## What you are asked to do
Take down each entry exactly as written.

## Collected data
· · · · ·

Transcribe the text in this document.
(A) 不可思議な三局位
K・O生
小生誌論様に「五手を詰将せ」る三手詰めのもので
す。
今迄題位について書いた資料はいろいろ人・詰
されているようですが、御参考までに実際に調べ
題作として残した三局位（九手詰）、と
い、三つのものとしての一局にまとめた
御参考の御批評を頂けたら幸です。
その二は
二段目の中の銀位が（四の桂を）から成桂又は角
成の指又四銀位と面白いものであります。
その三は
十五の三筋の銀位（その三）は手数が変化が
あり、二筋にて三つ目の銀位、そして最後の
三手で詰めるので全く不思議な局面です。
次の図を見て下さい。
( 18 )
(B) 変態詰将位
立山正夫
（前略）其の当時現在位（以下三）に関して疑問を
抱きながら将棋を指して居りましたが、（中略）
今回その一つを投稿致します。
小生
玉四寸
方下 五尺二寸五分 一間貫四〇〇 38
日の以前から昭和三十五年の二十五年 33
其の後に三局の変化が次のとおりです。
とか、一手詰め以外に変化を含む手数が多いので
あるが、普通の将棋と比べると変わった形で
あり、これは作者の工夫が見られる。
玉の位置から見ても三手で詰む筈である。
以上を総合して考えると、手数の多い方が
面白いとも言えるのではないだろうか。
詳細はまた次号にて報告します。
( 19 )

· · · · ·

## Exercise response
Transcribe the text in this document.
(A) 不可思議な三局位
K・O生
小生誌論様に「五手を詰将せ」る三手詰めのもので
す。
今迄題位について書いた資料はいろいろ人・詰
されているようですが、御参考までに実際に調べ
題作として残した三局位（九手詰）、と
い、三つのものとしての一局にまとめた
御参考の御批評を頂けたら幸です。
その二は
二段目の中の銀位が（四の桂を）から成桂又は角
成の指又四銀位と面白いものであります。
その三は
十五の三筋の銀位（その三）は手数が変化が
あり、二筋にて三つ目の銀位、そして最後の
三手で詰めるので全く不思議な局面です。
次の図を見て下さい。
( 18 )
(B) 変態詰将位
立山正夫
（前略）其の当時現在位（以下三）に関して疑問を
抱きながら将棋を指して居りましたが、（中略）
今回その一つを投稿致します。
小生
玉四寸
方下 五尺二寸五分 一間貫四〇〇 38
日の以前から昭和三十五年の二十五年 33
其の後に三局の変化が次のとおりです。
とか、一手詰め以外に変化を含む手数が多いので
あるが、普通の将棋と比べると変わった形で
あり、これは作者の工夫が見られる。
玉の位置から見ても三手で詰む筈である。
以上を総合して考えると、手数の多い方が
面白いとも言えるのではないだろうか。
詳細はまた次号にて報告します。
( 19 )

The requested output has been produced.